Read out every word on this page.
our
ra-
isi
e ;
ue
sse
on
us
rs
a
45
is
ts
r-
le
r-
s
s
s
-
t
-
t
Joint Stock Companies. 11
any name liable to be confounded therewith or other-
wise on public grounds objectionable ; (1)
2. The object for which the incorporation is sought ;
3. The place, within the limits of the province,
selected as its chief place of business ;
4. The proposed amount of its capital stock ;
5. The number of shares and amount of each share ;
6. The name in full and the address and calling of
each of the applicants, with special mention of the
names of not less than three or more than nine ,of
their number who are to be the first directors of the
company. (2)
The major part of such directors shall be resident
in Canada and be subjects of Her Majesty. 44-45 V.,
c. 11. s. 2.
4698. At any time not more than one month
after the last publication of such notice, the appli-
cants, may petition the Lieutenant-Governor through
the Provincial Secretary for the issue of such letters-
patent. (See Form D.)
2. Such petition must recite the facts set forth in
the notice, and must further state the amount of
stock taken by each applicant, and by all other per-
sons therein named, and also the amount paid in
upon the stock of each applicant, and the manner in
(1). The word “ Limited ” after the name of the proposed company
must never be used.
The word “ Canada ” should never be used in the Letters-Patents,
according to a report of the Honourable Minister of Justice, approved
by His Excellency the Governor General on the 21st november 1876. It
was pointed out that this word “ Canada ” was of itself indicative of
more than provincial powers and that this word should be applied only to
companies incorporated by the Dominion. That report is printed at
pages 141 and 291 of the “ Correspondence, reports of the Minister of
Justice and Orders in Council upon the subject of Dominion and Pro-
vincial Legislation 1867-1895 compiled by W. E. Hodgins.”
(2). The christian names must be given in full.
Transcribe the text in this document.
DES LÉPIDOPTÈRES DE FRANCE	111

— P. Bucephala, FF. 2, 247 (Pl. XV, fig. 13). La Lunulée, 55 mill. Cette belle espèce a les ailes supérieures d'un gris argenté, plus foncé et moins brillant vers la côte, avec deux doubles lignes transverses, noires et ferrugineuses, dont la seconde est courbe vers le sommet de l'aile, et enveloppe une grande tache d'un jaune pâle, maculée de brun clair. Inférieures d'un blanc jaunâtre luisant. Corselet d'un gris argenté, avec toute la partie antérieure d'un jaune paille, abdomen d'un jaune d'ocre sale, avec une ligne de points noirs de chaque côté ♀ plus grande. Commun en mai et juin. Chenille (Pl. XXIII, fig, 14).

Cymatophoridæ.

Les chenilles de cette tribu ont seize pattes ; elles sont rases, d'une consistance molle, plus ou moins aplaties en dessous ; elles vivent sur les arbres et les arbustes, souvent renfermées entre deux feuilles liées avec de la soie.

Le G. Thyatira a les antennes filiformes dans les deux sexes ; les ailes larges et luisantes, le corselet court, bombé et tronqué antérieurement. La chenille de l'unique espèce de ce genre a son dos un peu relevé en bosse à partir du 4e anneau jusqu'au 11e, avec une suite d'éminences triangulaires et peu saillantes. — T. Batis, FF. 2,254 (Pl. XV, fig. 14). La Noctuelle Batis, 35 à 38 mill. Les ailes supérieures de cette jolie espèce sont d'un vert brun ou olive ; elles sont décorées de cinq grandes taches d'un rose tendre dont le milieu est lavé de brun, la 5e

##########

### AIM OF THE EXERCISE:
Write out the material from the first line to the last, exactly.

### PROBLEM SOLUTION:
Read out every word on this page.
our
ra-
isi
e ;
ue
sse
on
us
rs
a
45
is
ts
r-
le
r-
s
s
s
-
t
-
t
Joint Stock Companies. 11
any name liable to be confounded therewith or other-
wise on public grounds objectionable ; (1)
2. The object for which the incorporation is sought ;
3. The place, within the limits of the province,
selected as its chief place of business ;
4. The proposed amount of its capital stock ;
5. The number of shares and amount of each share ;
6. The name in full and the address and calling of
each of the applicants, with special mention of the
names of not less than three or more than nine ,of
their number who are to be the first directors of the
company. (2)
The major part of such directors shall be resident
in Canada and be subjects of Her Majesty. 44-45 V.,
c. 11. s. 2.
4698. At any time not more than one month
after the last publication of such notice, the appli-
cants, may petition the Lieutenant-Governor through
the Provincial Secretary for the issue of such letters-
patent. (See Form D.)
2. Such petition must recite the facts set forth in
the notice, and must further state the amount of
stock taken by each applicant, and by all other per-
sons therein named, and also the amount paid in
upon the stock of each applicant, and the manner in
(1). The word “ Limited ” after the name of the proposed company
must never be used.
The word “ Canada ” should never be used in the Letters-Patents,
according to a report of the Honourable Minister of Justice, approved
by His Excellency the Governor General on the 21st november 1876. It
was pointed out that this word “ Canada ” was of itself indicative of
more than provincial powers and that this word should be applied only to
companies incorporated by the Dominion. That report is printed at
pages 141 and 291 of the “ Correspondence, reports of the Minister of
Justice and Orders in Council upon the subject of Dominion and Pro-
vincial Legislation 1867-1895 compiled by W. E. Hodgins.”
(2). The christian names must be given in full.
Transcribe the text in this document.
DES LÉPIDOPTÈRES DE FRANCE	111

— P. Bucephala, FF. 2, 247 (Pl. XV, fig. 13). La Lunulée, 55 mill. Cette belle espèce a les ailes supérieures d'un gris argenté, plus foncé et moins brillant vers la côte, avec deux doubles lignes transverses, noires et ferrugineuses, dont la seconde est courbe vers le sommet de l'aile, et enveloppe une grande tache d'un jaune pâle, maculée de brun clair. Inférieures d'un blanc jaunâtre luisant. Corselet d'un gris argenté, avec toute la partie antérieure d'un jaune paille, abdomen d'un jaune d'ocre sale, avec une ligne de points noirs de chaque côté ♀ plus grande. Commun en mai et juin. Chenille (Pl. XXIII, fig, 14).

Cymatophoridæ.

Les chenilles de cette tribu ont seize pattes ; elles sont rases, d'une consistance molle, plus ou moins aplaties en dessous ; elles vivent sur les arbres et les arbustes, souvent renfermées entre deux feuilles liées avec de la soie.

Le G. Thyatira a les antennes filiformes dans les deux sexes ; les ailes larges et luisantes, le corselet court, bombé et tronqué antérieurement. La chenille de l'unique espèce de ce genre a son dos un peu relevé en bosse à partir du 4e anneau jusqu'au 11e, avec une suite d'éminences triangulaires et peu saillantes. — T. Batis, FF. 2,254 (Pl. XV, fig. 14). La Noctuelle Batis, 35 à 38 mill. Les ailes supérieures de cette jolie espèce sont d'un vert brun ou olive ; elles sont décorées de cinq grandes taches d'un rose tendre dont le milieu est lavé de brun, la 5e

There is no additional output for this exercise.